* START RECORDS FOR THE EXERCISE *
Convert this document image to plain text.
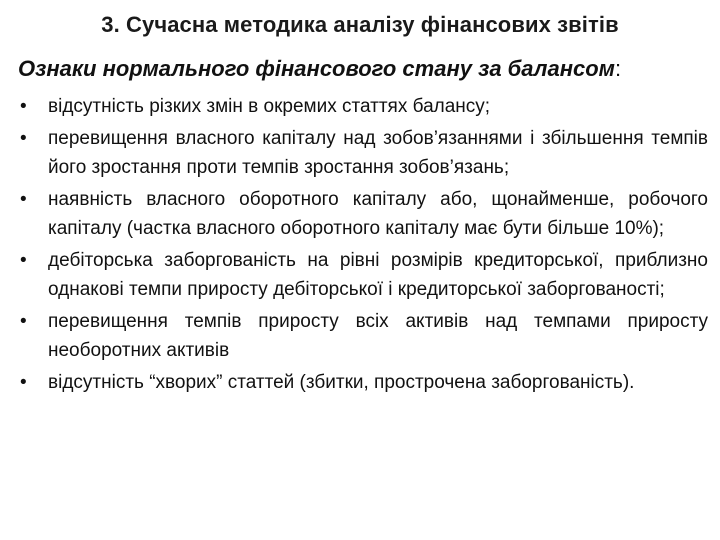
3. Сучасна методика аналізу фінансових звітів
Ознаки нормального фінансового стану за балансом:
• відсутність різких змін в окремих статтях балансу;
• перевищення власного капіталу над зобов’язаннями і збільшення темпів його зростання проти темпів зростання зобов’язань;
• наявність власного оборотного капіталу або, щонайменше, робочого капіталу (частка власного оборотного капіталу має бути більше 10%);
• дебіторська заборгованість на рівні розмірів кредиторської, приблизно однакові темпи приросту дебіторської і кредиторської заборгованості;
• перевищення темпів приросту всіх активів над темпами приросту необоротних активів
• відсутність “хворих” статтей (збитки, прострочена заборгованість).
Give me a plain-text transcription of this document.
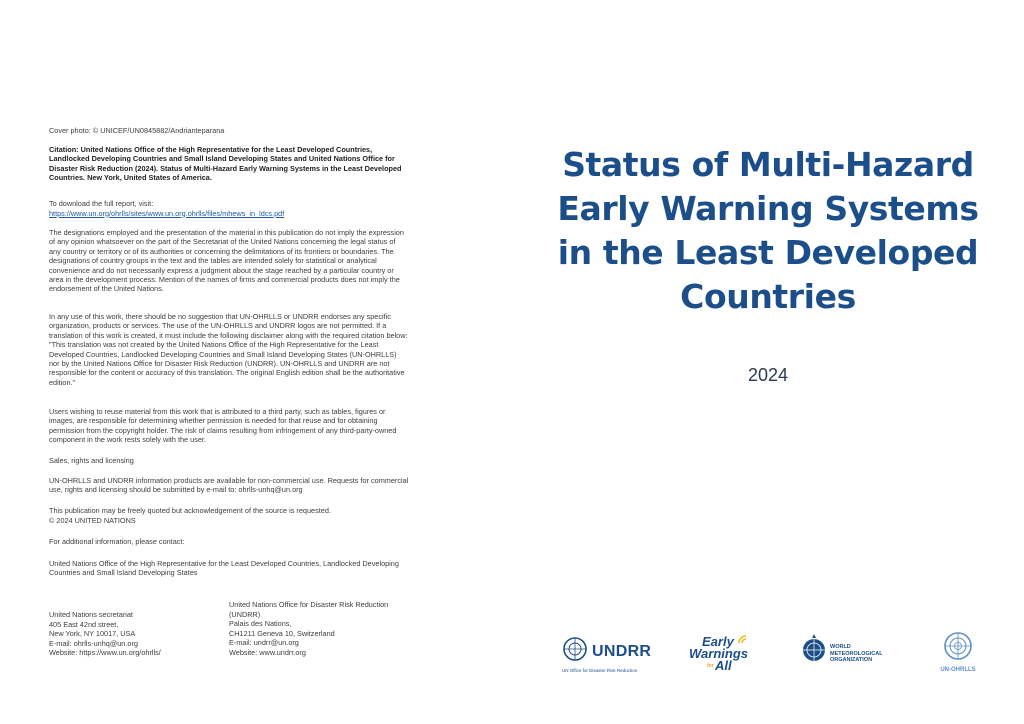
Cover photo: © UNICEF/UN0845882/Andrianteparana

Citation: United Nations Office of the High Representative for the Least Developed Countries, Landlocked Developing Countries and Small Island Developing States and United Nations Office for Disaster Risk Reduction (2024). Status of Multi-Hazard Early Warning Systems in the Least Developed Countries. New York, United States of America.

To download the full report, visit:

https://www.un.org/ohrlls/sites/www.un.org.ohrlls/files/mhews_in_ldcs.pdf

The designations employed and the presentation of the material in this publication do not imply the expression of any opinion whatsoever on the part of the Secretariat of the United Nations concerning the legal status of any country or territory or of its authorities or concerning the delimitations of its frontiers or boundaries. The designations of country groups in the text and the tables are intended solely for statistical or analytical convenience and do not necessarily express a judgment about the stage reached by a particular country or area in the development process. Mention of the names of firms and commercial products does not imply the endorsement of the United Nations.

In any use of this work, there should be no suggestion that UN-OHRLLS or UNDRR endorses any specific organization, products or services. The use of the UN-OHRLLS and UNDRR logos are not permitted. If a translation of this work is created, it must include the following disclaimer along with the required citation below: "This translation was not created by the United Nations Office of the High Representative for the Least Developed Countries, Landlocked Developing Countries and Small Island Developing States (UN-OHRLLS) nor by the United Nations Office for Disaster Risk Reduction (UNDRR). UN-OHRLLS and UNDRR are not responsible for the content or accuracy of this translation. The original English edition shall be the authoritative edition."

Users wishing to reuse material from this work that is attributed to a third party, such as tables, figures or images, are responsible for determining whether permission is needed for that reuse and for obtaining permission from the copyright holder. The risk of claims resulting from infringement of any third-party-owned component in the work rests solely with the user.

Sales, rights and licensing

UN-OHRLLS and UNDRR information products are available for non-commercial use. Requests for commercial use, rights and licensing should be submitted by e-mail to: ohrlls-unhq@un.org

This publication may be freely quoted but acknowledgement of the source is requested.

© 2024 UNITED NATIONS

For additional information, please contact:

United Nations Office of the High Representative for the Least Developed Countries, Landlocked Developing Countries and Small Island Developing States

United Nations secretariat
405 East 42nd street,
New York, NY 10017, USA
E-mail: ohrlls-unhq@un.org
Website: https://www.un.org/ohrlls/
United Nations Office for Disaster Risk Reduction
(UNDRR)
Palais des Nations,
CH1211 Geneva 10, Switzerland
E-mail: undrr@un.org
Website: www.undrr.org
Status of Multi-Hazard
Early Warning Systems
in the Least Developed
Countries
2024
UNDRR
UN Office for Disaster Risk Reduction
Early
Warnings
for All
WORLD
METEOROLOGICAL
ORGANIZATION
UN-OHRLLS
* END RECORDS FOR THE EXERCISE *
* START RECORDS FOR THE EXERCISE *
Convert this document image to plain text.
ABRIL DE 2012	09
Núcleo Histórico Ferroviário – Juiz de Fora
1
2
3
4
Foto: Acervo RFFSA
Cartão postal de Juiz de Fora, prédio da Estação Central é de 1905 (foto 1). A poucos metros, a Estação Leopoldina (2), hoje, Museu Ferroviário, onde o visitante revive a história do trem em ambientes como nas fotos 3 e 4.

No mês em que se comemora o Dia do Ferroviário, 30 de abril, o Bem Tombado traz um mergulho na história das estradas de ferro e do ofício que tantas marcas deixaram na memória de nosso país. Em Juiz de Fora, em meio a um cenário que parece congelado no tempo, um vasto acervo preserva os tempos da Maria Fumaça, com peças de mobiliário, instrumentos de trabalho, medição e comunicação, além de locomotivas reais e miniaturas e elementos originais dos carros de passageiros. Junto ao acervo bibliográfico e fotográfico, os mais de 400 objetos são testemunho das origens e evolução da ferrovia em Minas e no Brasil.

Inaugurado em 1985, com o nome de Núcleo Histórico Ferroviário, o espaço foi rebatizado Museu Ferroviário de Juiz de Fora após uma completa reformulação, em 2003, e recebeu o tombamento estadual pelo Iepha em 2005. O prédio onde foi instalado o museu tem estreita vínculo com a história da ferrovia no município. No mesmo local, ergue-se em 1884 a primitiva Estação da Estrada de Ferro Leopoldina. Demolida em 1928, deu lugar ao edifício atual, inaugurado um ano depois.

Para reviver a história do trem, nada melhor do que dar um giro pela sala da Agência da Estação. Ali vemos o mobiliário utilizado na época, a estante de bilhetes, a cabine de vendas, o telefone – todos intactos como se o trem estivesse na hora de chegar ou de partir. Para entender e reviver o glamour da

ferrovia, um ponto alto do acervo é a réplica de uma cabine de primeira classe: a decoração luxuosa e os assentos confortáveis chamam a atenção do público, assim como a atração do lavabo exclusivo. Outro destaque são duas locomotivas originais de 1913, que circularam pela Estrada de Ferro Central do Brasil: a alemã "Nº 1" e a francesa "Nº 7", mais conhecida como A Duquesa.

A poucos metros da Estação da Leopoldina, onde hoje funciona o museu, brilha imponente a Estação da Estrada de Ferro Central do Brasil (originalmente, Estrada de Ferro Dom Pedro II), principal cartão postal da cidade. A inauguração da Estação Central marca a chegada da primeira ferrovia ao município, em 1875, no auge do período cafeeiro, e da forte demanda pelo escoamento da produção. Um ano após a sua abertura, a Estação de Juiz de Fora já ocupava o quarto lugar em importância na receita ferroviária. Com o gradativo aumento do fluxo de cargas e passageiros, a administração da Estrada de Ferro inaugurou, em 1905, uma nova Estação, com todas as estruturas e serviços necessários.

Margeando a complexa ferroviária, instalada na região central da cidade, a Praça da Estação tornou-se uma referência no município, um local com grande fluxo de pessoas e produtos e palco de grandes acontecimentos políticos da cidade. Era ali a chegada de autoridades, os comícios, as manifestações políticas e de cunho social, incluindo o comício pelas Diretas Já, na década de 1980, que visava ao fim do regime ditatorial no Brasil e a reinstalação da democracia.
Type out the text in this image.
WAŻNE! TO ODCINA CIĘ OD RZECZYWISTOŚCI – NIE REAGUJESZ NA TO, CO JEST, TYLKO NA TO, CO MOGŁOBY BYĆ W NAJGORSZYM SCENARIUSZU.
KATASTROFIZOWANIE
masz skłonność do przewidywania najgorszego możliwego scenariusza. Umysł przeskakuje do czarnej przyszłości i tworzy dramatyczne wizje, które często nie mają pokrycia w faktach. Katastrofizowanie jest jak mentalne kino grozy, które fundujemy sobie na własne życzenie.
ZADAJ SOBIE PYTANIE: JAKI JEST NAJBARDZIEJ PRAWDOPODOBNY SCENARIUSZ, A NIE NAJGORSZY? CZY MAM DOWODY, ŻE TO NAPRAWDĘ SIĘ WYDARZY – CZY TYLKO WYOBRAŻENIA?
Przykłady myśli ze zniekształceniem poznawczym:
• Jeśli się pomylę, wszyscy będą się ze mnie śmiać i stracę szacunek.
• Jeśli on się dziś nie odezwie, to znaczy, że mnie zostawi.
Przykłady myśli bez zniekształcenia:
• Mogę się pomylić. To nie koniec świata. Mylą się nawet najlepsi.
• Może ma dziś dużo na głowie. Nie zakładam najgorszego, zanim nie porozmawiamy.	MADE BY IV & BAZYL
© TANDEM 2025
* END RECORDS FOR THE EXERCISE *
GIVEN REQUEST :: Report how many lines of the entries hold the string "Hazard". Provide the number alone.

RESULT :: 2